— DIRECTIONS —
Present the following entries again, word for word and in full.

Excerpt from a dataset
---*---
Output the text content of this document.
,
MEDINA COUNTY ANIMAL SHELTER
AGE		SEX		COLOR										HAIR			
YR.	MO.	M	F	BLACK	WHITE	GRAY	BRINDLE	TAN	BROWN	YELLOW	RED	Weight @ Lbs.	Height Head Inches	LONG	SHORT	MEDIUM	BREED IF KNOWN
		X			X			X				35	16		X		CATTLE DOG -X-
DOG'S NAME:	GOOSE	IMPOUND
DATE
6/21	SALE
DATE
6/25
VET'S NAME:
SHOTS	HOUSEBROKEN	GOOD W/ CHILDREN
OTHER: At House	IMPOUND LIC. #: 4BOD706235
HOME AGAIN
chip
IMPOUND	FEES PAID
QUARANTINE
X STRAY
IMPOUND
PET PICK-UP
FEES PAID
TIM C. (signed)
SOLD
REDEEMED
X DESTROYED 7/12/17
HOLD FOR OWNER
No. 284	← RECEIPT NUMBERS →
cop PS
---*---
— PROBLEM SOLUTION —
Output the text content of this document.
,
MEDINA COUNTY ANIMAL SHELTER
AGE		SEX		COLOR										HAIR			
YR.	MO.	M	F	BLACK	WHITE	GRAY	BRINDLE	TAN	BROWN	YELLOW	RED	Weight @ Lbs.	Height Head Inches	LONG	SHORT	MEDIUM	BREED IF KNOWN
		X			X			X				35	16		X		CATTLE DOG -X-
DOG'S NAME:	GOOSE	IMPOUND
DATE
6/21	SALE
DATE
6/25
VET'S NAME:
SHOTS	HOUSEBROKEN	GOOD W/ CHILDREN
OTHER: At House	IMPOUND LIC. #: 4BOD706235
HOME AGAIN
chip
IMPOUND	FEES PAID
QUARANTINE
X STRAY
IMPOUND
PET PICK-UP
FEES PAID
TIM C. (signed)
SOLD
REDEEMED
X DESTROYED 7/12/17
HOLD FOR OWNER
No. 284	← RECEIPT NUMBERS →
cop PS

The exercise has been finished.